---------- Exercise material

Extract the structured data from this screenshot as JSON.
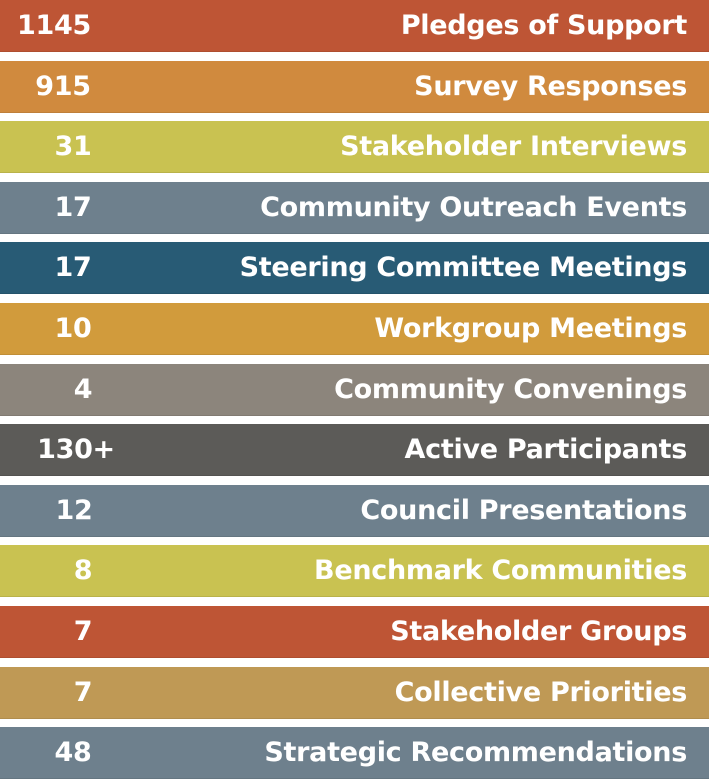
{
  "stats": [
    {
      "value": "1145",
      "label": "Pledges of Support",
      "color": "#BE5535"
    },
    {
      "value": "915",
      "label": "Survey Responses",
      "color": "#D08A3E"
    },
    {
      "value": "31",
      "label": "Stakeholder Interviews",
      "color": "#C9C251"
    },
    {
      "value": "17",
      "label": "Community Outreach Events",
      "color": "#6E808D"
    },
    {
      "value": "17",
      "label": "Steering Committee Meetings",
      "color": "#285B75"
    },
    {
      "value": "10",
      "label": "Workgroup Meetings",
      "color": "#D19B3C"
    },
    {
      "value": "4",
      "label": "Community Convenings",
      "color": "#8C857C"
    },
    {
      "value": "130+",
      "label": "Active Participants",
      "color": "#5C5B58"
    },
    {
      "value": "12",
      "label": "Council Presentations",
      "color": "#6E808D"
    },
    {
      "value": "8",
      "label": "Benchmark Communities",
      "color": "#C9C251"
    },
    {
      "value": "7",
      "label": "Stakeholder Groups",
      "color": "#BE5535"
    },
    {
      "value": "7",
      "label": "Collective Priorities",
      "color": "#BF9955"
    },
    {
      "value": "48",
      "label": "Strategic Recommendations",
      "color": "#6E808D"
    }
  ]
}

--------------------

[Given request] Retype the records exactly. Any image in them should not appear in what you write.

[The answer]
Extract the structured data from this screenshot as JSON.
{
  "stats": [
    {
      "value": "1145",
      "label": "Pledges of Support",
      "color": "#BE5535"
    },
    {
      "value": "915",
      "label": "Survey Responses",
      "color": "#D08A3E"
    },
    {
      "value": "31",
      "label": "Stakeholder Interviews",
      "color": "#C9C251"
    },
    {
      "value": "17",
      "label": "Community Outreach Events",
      "color": "#6E808D"
    },
    {
      "value": "17",
      "label": "Steering Committee Meetings",
      "color": "#285B75"
    },
    {
      "value": "10",
      "label": "Workgroup Meetings",
      "color": "#D19B3C"
    },
    {
      "value": "4",
      "label": "Community Convenings",
      "color": "#8C857C"
    },
    {
      "value": "130+",
      "label": "Active Participants",
      "color": "#5C5B58"
    },
    {
      "value": "12",
      "label": "Council Presentations",
      "color": "#6E808D"
    },
    {
      "value": "8",
      "label": "Benchmark Communities",
      "color": "#C9C251"
    },
    {
      "value": "7",
      "label": "Stakeholder Groups",
      "color": "#BE5535"
    },
    {
      "value": "7",
      "label": "Collective Priorities",
      "color": "#BF9955"
    },
    {
      "value": "48",
      "label": "Strategic Recommendations",
      "color": "#6E808D"
    }
  ]
}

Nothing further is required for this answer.